* begin Data rows *

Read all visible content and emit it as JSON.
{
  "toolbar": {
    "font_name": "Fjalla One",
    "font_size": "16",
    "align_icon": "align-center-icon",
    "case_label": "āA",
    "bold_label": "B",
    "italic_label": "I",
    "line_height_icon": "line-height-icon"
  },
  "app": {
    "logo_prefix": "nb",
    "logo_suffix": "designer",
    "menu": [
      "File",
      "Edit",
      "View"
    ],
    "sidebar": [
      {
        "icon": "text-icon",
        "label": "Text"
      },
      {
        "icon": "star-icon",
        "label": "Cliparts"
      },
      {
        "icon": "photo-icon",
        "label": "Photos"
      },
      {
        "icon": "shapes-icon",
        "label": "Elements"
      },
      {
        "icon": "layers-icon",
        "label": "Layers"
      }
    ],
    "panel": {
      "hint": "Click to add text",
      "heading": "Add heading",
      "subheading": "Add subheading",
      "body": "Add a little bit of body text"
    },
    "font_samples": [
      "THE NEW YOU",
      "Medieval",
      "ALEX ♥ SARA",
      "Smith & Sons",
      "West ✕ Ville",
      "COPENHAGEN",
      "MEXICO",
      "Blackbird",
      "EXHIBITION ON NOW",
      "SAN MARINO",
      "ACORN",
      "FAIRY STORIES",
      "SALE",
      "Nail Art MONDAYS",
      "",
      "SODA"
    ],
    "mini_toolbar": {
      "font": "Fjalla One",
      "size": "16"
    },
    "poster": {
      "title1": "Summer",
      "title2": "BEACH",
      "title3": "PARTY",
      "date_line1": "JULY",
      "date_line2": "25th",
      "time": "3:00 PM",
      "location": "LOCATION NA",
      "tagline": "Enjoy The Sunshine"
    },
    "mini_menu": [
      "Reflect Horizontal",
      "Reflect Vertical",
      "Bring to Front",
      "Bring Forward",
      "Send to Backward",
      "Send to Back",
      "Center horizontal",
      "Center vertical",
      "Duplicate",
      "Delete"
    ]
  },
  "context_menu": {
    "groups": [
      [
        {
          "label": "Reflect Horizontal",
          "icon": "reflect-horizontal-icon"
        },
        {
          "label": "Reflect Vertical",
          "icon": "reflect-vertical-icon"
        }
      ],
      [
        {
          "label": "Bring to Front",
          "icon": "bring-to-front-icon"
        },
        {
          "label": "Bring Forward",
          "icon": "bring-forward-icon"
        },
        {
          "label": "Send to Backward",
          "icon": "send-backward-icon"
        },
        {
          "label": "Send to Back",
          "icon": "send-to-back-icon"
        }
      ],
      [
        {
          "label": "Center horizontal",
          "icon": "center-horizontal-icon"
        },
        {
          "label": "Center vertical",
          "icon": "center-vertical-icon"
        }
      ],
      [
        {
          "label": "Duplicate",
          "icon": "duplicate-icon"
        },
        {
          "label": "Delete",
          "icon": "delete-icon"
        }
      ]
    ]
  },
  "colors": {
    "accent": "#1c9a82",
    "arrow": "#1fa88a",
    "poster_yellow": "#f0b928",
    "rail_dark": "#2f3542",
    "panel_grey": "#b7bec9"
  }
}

* end Data rows *
* begin Data rows *

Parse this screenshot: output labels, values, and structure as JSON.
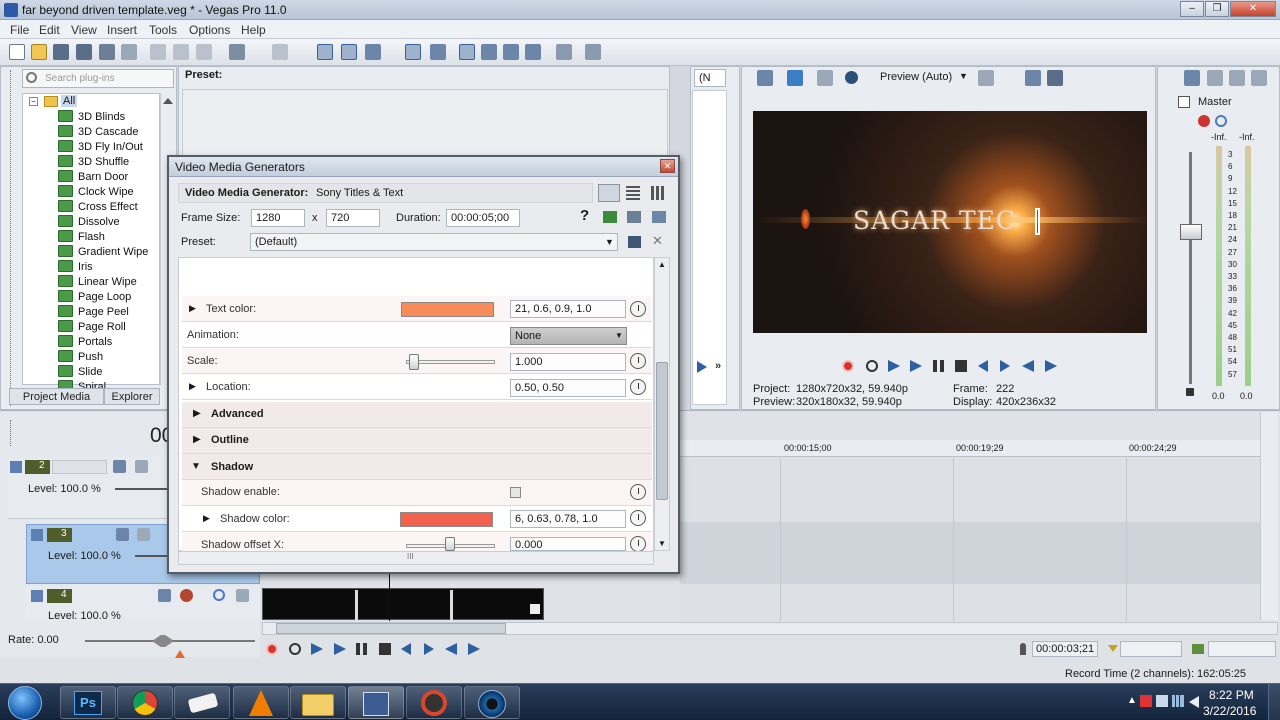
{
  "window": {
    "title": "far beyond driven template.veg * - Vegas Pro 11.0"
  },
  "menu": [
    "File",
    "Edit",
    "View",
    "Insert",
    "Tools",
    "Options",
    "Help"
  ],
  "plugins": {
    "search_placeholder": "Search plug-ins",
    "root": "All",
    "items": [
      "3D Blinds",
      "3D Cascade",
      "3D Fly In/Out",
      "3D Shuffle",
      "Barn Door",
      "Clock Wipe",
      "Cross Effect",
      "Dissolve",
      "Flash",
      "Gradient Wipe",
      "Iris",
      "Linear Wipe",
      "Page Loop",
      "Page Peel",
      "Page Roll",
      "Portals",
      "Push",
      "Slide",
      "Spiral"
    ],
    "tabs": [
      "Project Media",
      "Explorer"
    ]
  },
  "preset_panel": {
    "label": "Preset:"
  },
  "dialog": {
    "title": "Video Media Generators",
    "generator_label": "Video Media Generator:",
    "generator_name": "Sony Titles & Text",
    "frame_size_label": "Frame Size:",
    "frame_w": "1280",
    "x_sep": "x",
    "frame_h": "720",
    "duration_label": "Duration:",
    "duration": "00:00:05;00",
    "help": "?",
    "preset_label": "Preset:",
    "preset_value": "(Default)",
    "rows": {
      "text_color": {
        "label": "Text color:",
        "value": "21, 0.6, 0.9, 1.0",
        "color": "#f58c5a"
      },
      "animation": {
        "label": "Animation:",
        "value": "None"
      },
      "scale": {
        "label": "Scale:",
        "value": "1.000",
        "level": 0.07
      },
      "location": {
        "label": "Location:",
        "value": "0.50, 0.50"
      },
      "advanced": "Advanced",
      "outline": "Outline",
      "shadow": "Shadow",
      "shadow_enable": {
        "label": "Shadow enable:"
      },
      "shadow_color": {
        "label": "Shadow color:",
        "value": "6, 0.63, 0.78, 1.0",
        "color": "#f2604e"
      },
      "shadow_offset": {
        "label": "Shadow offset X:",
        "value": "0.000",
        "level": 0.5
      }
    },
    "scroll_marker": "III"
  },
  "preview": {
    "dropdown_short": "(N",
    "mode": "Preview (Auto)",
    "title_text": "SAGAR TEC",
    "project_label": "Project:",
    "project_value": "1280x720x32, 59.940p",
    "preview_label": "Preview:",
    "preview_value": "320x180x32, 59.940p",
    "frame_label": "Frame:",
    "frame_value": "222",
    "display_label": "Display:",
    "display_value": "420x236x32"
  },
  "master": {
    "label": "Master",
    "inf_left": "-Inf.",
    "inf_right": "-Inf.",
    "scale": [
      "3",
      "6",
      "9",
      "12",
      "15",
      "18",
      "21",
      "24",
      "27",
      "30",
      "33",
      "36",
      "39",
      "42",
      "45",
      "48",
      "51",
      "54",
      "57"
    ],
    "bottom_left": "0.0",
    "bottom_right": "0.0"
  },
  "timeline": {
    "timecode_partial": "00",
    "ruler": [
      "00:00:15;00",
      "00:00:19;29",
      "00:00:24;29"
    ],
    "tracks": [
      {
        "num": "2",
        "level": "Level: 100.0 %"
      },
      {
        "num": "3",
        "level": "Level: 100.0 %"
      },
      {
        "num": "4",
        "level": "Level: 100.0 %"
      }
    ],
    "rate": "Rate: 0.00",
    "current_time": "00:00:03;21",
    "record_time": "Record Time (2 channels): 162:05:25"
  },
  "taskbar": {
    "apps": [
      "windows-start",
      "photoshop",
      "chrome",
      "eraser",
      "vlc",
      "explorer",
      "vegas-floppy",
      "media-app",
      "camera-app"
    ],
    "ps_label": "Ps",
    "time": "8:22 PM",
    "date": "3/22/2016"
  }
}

* end Data rows *

§ What you should do:
Reply with only the number of lines in the entries that contain the word "JSON".

§ Task result:
2